### Written task
Search the listing below for the string "target" and copy every line where it occurs.

### Material provided
+ + + + +
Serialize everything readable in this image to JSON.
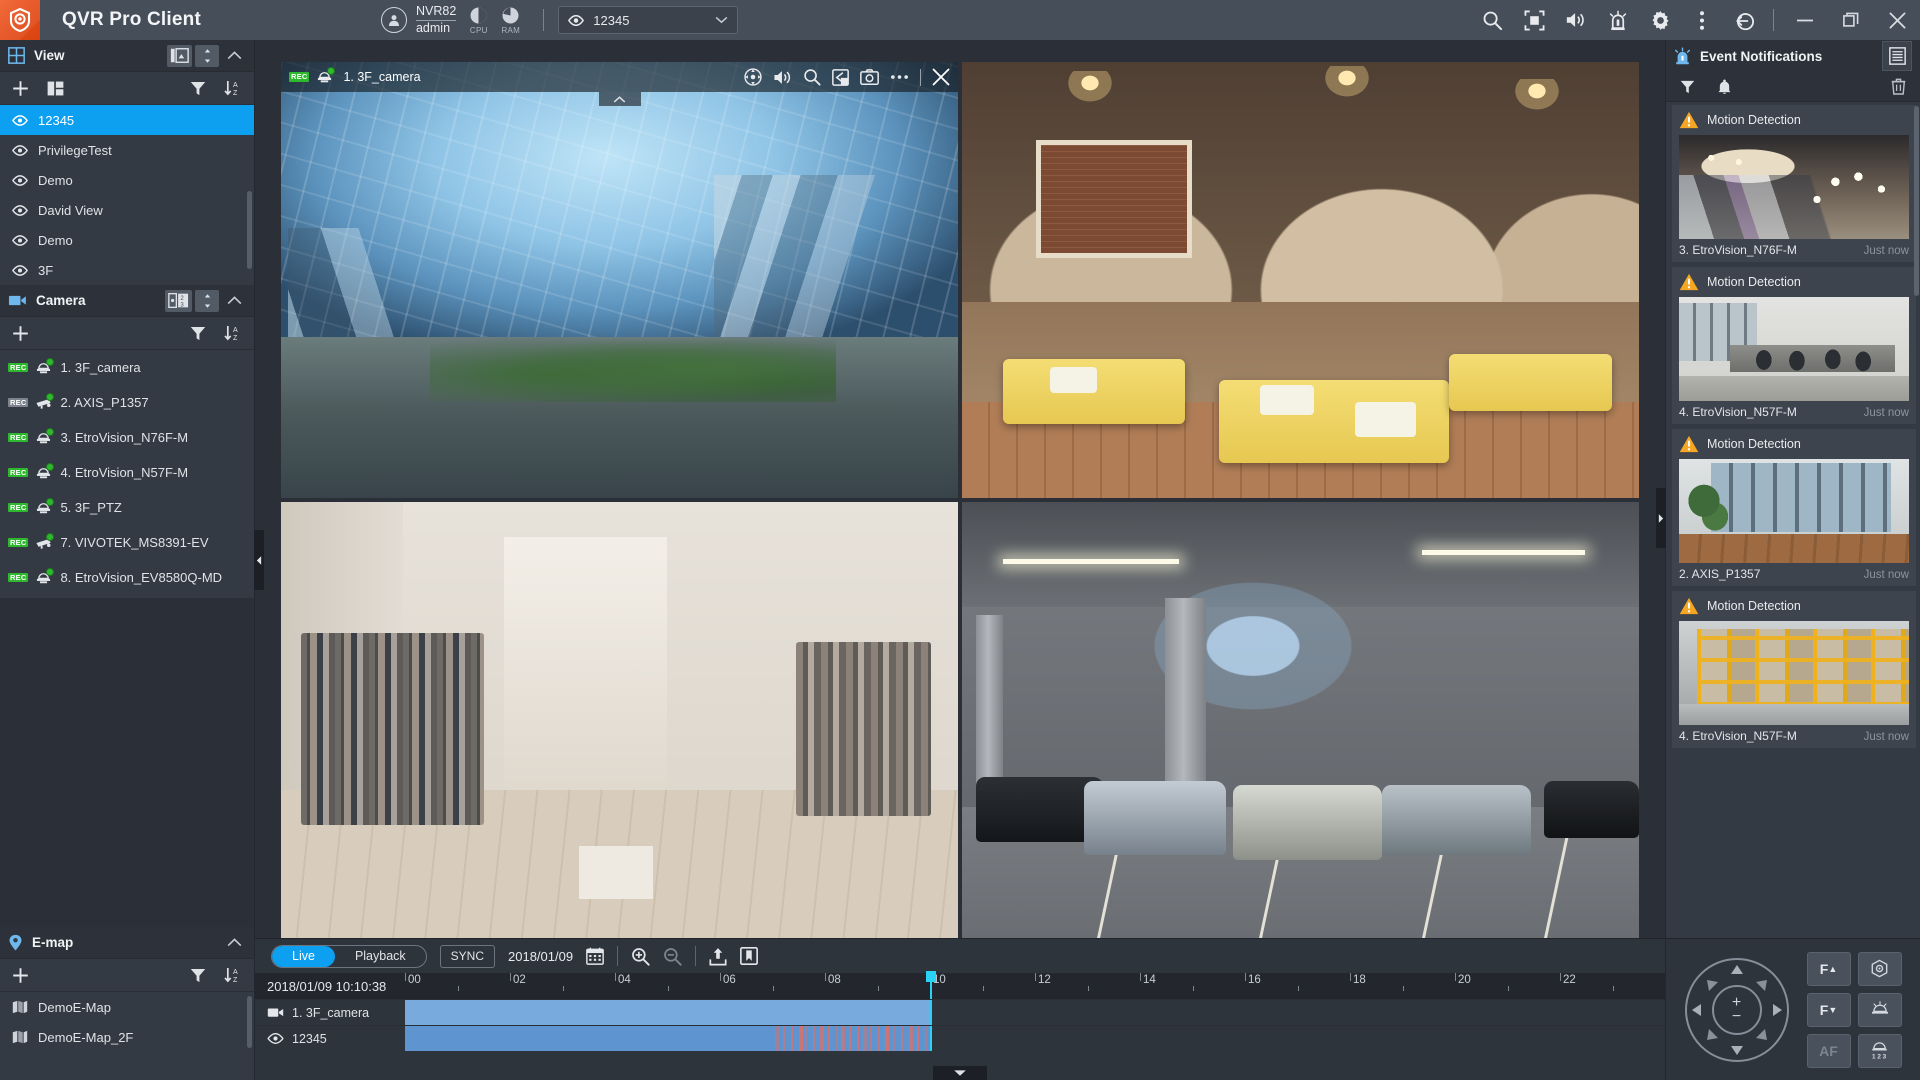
{
  "app": {
    "title": "QVR Pro Client",
    "logo_icon": "qvr-camera-shield-logo"
  },
  "titlebar": {
    "user": {
      "server": "NVR82",
      "account": "admin"
    },
    "meters": [
      {
        "label": "CPU",
        "icon": "cpu-gauge-icon"
      },
      {
        "label": "RAM",
        "icon": "ram-gauge-icon"
      }
    ],
    "view_selector": {
      "value": "12345",
      "icon": "eye-icon",
      "chevron": "chevron-down-icon"
    },
    "tools": [
      {
        "name": "search-icon",
        "label": "Search"
      },
      {
        "name": "fullscreen-icon",
        "label": "Full Screen"
      },
      {
        "name": "speaker-icon",
        "label": "Audio"
      },
      {
        "name": "alarm-icon",
        "label": "Alarm"
      },
      {
        "name": "gear-icon",
        "label": "Settings"
      },
      {
        "name": "more-vertical-icon",
        "label": "More"
      },
      {
        "name": "logout-icon",
        "label": "Log Out"
      }
    ],
    "window_controls": [
      {
        "name": "minimize-icon",
        "label": "Minimize"
      },
      {
        "name": "restore-icon",
        "label": "Restore"
      },
      {
        "name": "close-icon",
        "label": "Close"
      }
    ]
  },
  "sidebar": {
    "view": {
      "title": "View",
      "icon": "grid-icon",
      "header_buttons": [
        {
          "name": "layout-toggle-button",
          "icon": "view-layout-icon"
        },
        {
          "name": "view-updown-button",
          "icon": "up-down-arrows-icon"
        },
        {
          "name": "collapse-view-button",
          "icon": "chevron-up-icon"
        }
      ],
      "tools": [
        {
          "name": "add-view-button",
          "icon": "plus-icon"
        },
        {
          "name": "layout-grid-button",
          "icon": "panel-layout-icon"
        },
        {
          "name": "filter-views-button",
          "icon": "filter-icon"
        },
        {
          "name": "sort-views-button",
          "icon": "sort-icon"
        }
      ],
      "items": [
        {
          "label": "12345",
          "icon": "eye-icon",
          "selected": true
        },
        {
          "label": "PrivilegeTest",
          "icon": "eye-icon",
          "selected": false
        },
        {
          "label": "Demo",
          "icon": "eye-icon",
          "selected": false
        },
        {
          "label": "David View",
          "icon": "eye-icon",
          "selected": false
        },
        {
          "label": "Demo",
          "icon": "eye-icon",
          "selected": false
        },
        {
          "label": "3F",
          "icon": "eye-icon",
          "selected": false
        }
      ]
    },
    "camera": {
      "title": "Camera",
      "icon": "video-camera-icon",
      "header_buttons": [
        {
          "name": "camera-layout-button",
          "icon": "camera-list-icon"
        },
        {
          "name": "camera-updown-button",
          "icon": "up-down-arrows-icon"
        },
        {
          "name": "collapse-camera-button",
          "icon": "chevron-up-icon"
        }
      ],
      "tools": [
        {
          "name": "add-camera-button",
          "icon": "plus-icon"
        },
        {
          "name": "filter-cameras-button",
          "icon": "filter-icon"
        },
        {
          "name": "sort-cameras-button",
          "icon": "sort-icon"
        }
      ],
      "rec_label": "REC",
      "items": [
        {
          "label": "1. 3F_camera",
          "recording": true,
          "type": "dome"
        },
        {
          "label": "2. AXIS_P1357",
          "recording": false,
          "type": "bullet"
        },
        {
          "label": "3. EtroVision_N76F-M",
          "recording": true,
          "type": "dome"
        },
        {
          "label": "4. EtroVision_N57F-M",
          "recording": true,
          "type": "dome"
        },
        {
          "label": "5. 3F_PTZ",
          "recording": true,
          "type": "dome"
        },
        {
          "label": "7. VIVOTEK_MS8391-EV",
          "recording": true,
          "type": "bullet"
        },
        {
          "label": "8. EtroVision_EV8580Q-MD",
          "recording": true,
          "type": "dome"
        }
      ]
    },
    "emap": {
      "title": "E-map",
      "icon": "map-pin-icon",
      "header_buttons": [
        {
          "name": "collapse-emap-button",
          "icon": "chevron-up-icon"
        }
      ],
      "tools": [
        {
          "name": "add-emap-button",
          "icon": "plus-icon"
        },
        {
          "name": "filter-emaps-button",
          "icon": "filter-icon"
        },
        {
          "name": "sort-emaps-button",
          "icon": "sort-icon"
        }
      ],
      "items": [
        {
          "label": "DemoE-Map",
          "icon": "map-icon"
        },
        {
          "label": "DemoE-Map_2F",
          "icon": "map-icon"
        }
      ]
    },
    "collapse_handle": {
      "name": "collapse-sidebar-handle",
      "icon": "chevron-left-icon"
    }
  },
  "video_grid": {
    "cells": [
      {
        "title": "1. 3F_camera",
        "rec_label": "REC",
        "recording": true,
        "active": true,
        "scene": "atrium",
        "tools": [
          {
            "name": "ptz-control-icon"
          },
          {
            "name": "speaker-icon"
          },
          {
            "name": "digital-zoom-icon"
          },
          {
            "name": "snapshot-sequence-icon"
          },
          {
            "name": "camera-snapshot-icon"
          },
          {
            "name": "more-horizontal-icon"
          },
          {
            "name": "close-icon"
          }
        ],
        "expand_chevron": "chevron-up-icon"
      },
      {
        "title": "",
        "scene": "restaurant",
        "active": false
      },
      {
        "title": "",
        "scene": "boutique",
        "active": false
      },
      {
        "title": "",
        "scene": "garage",
        "active": false
      }
    ],
    "collapse_handle": {
      "name": "collapse-timeline-handle",
      "icon": "chevron-down-icon"
    }
  },
  "timeline": {
    "mode_tabs": [
      {
        "label": "Live",
        "active": true
      },
      {
        "label": "Playback",
        "active": false
      }
    ],
    "sync_label": "SYNC",
    "date": "2018/01/09",
    "calendar_icon": "calendar-icon",
    "zoom_in_icon": "zoom-in-icon",
    "zoom_out_icon": "zoom-out-icon",
    "export_icon": "export-icon",
    "bookmark_icon": "bookmark-icon",
    "globe_icon": "globe-icon",
    "current_time": "2018/01/09 10:10:38",
    "hour_labels": [
      "00",
      "02",
      "04",
      "06",
      "08",
      "10",
      "12",
      "14",
      "16",
      "18",
      "20",
      "22"
    ],
    "playhead_hour": 10,
    "rows": [
      {
        "label": "1. 3F_camera",
        "icon": "video-camera-icon",
        "recorded_from": 0,
        "recorded_to": 10,
        "has_events": false
      },
      {
        "label": "12345",
        "icon": "eye-icon",
        "recorded_from": 0,
        "recorded_to": 10,
        "has_events": true
      }
    ]
  },
  "event_panel": {
    "title": "Event Notifications",
    "icon": "alarm-light-icon",
    "log_button": {
      "name": "event-log-button",
      "icon": "list-log-icon"
    },
    "tools": [
      {
        "name": "filter-events-button",
        "icon": "filter-icon"
      },
      {
        "name": "mute-events-button",
        "icon": "bell-icon"
      },
      {
        "name": "clear-events-button",
        "icon": "trash-icon"
      }
    ],
    "events": [
      {
        "type": "Motion Detection",
        "camera": "3. EtroVision_N76F-M",
        "time": "Just now",
        "thumb": "mall"
      },
      {
        "type": "Motion Detection",
        "camera": "4. EtroVision_N57F-M",
        "time": "Just now",
        "thumb": "office"
      },
      {
        "type": "Motion Detection",
        "camera": "2. AXIS_P1357",
        "time": "Just now",
        "thumb": "corridor"
      },
      {
        "type": "Motion Detection",
        "camera": "4. EtroVision_N57F-M",
        "time": "Just now",
        "thumb": "warehouse"
      }
    ],
    "collapse_handle": {
      "name": "collapse-event-panel-handle",
      "icon": "chevron-right-icon"
    }
  },
  "ptz": {
    "joystick": {
      "name": "ptz-joystick",
      "zoom_in_label": "+",
      "zoom_out_label": "−"
    },
    "buttons": [
      {
        "label": "F",
        "sub": "▲",
        "name": "focus-near-button",
        "disabled": false
      },
      {
        "label": "",
        "sub": "",
        "name": "ptz-target-button",
        "icon": "target-icon",
        "disabled": false
      },
      {
        "label": "F",
        "sub": "▼",
        "name": "focus-far-button",
        "disabled": false
      },
      {
        "label": "",
        "sub": "",
        "name": "ptz-home-button",
        "icon": "home-dome-icon",
        "disabled": false
      },
      {
        "label": "AF",
        "sub": "",
        "name": "auto-focus-button",
        "disabled": true
      },
      {
        "label": "",
        "sub": "",
        "name": "ptz-preset-button",
        "icon": "preset-123-icon",
        "disabled": false
      }
    ]
  },
  "colors": {
    "accent_blue": "#0d9ff0",
    "active_outline": "#d8c21f",
    "rec_green": "#2eb82e",
    "warning_orange": "#f5a623",
    "playhead_cyan": "#2ad2f5",
    "timeline_bar": "#78aadd",
    "logo_orange": "#e8511f"
  }
}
+ + + + +
### Task response
        "name": "ptz-target-button",
        "icon": "target-icon",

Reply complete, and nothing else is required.